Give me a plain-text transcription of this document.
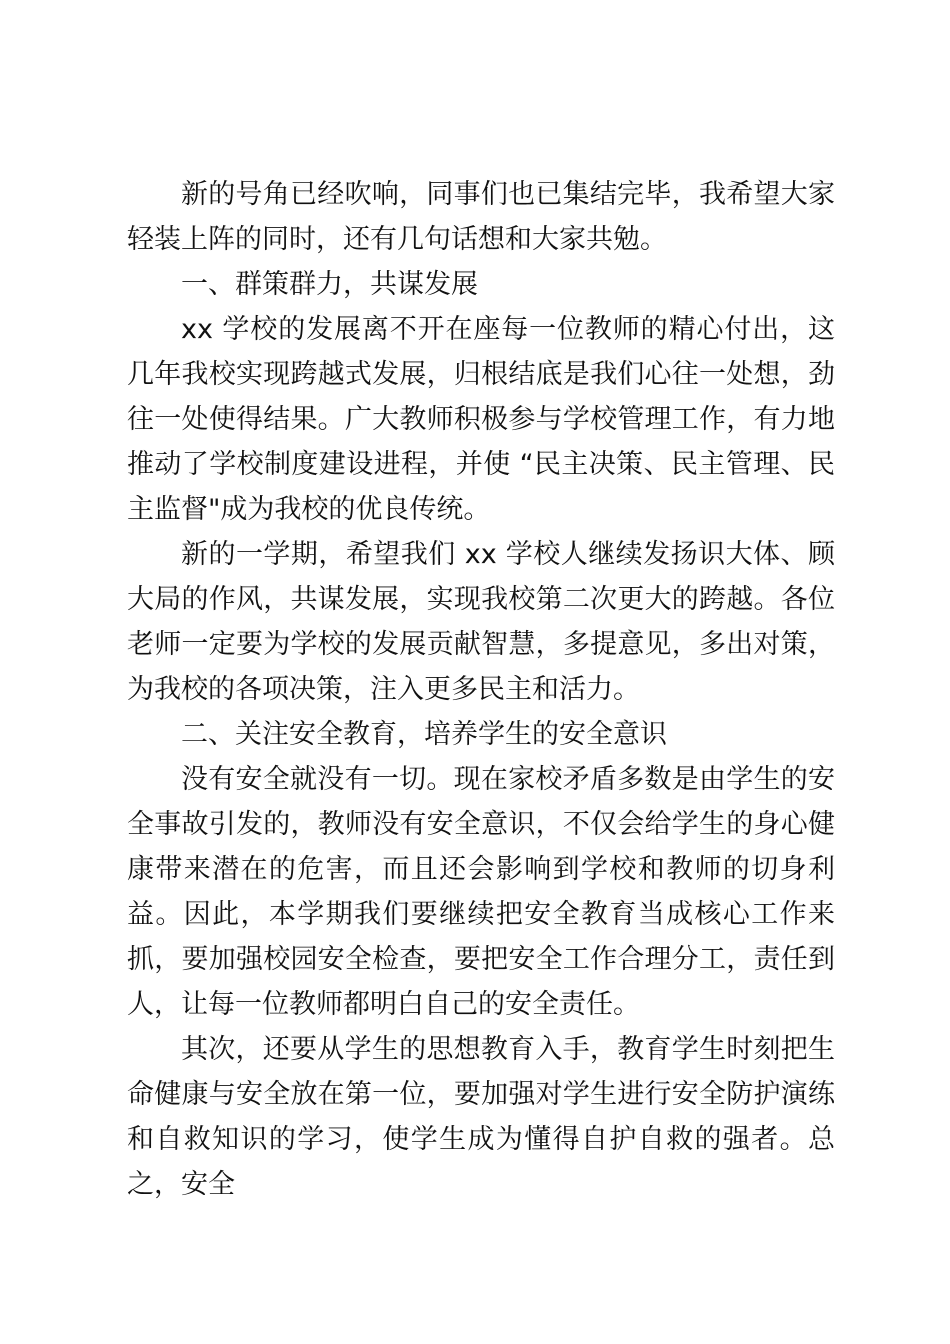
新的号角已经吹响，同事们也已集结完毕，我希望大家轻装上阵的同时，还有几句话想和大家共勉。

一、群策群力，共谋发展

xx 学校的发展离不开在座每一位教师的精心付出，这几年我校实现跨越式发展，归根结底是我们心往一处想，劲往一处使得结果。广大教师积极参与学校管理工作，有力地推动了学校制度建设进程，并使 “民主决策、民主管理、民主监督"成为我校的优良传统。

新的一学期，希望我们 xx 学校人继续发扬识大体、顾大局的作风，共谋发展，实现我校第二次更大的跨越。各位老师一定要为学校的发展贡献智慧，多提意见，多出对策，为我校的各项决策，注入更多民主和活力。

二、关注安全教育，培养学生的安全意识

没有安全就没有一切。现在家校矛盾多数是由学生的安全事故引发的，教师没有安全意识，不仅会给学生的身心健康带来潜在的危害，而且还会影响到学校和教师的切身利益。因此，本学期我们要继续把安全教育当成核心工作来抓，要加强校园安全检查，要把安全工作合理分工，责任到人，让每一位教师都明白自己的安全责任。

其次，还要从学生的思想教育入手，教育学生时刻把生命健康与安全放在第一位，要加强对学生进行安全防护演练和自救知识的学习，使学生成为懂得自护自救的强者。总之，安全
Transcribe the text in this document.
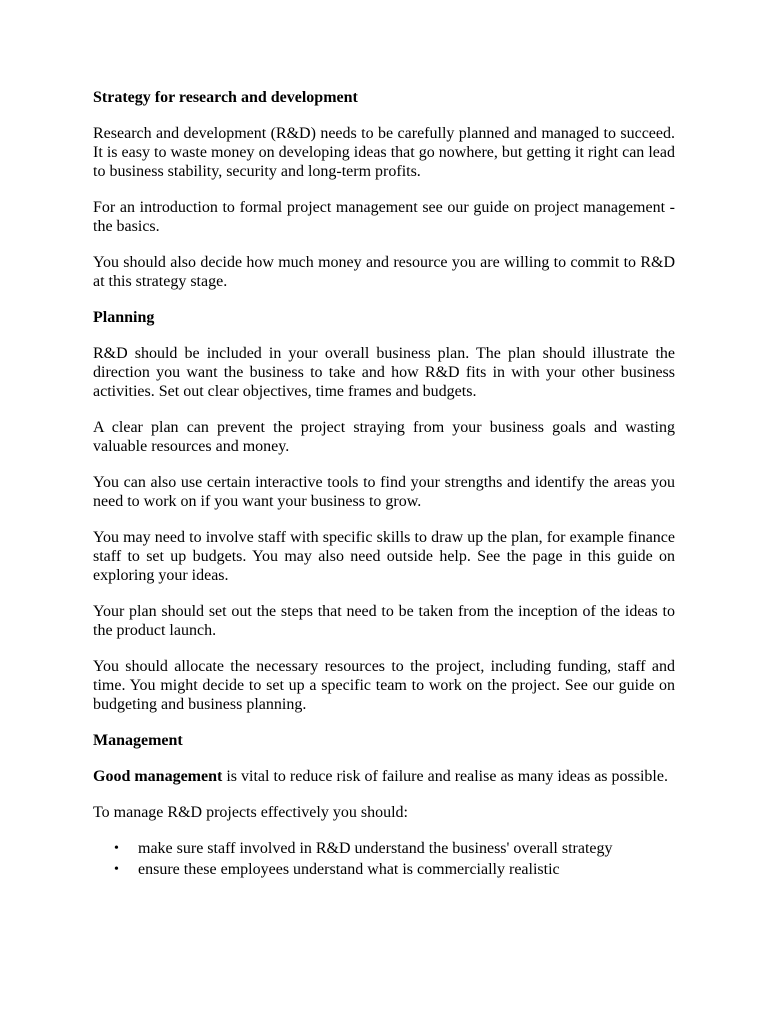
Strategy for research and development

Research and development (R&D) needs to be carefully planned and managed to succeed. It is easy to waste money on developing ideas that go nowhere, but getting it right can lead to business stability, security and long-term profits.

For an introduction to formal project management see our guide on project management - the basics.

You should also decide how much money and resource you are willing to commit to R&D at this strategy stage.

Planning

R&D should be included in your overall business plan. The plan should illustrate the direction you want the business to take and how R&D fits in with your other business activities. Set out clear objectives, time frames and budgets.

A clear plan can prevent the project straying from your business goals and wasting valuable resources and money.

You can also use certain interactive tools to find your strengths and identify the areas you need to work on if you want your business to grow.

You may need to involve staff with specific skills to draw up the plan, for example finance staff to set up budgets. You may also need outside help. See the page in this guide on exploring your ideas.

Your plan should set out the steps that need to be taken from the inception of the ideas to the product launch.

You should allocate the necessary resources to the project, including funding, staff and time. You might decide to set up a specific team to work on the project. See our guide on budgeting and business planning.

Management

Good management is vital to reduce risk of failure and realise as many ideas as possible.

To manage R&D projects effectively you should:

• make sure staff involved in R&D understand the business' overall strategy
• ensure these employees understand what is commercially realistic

- - - -

Show each line holding the word "document".

▸ **Answer to this problem**:
Give me a plain-text transcription of this document.
Transcribe the text in this document.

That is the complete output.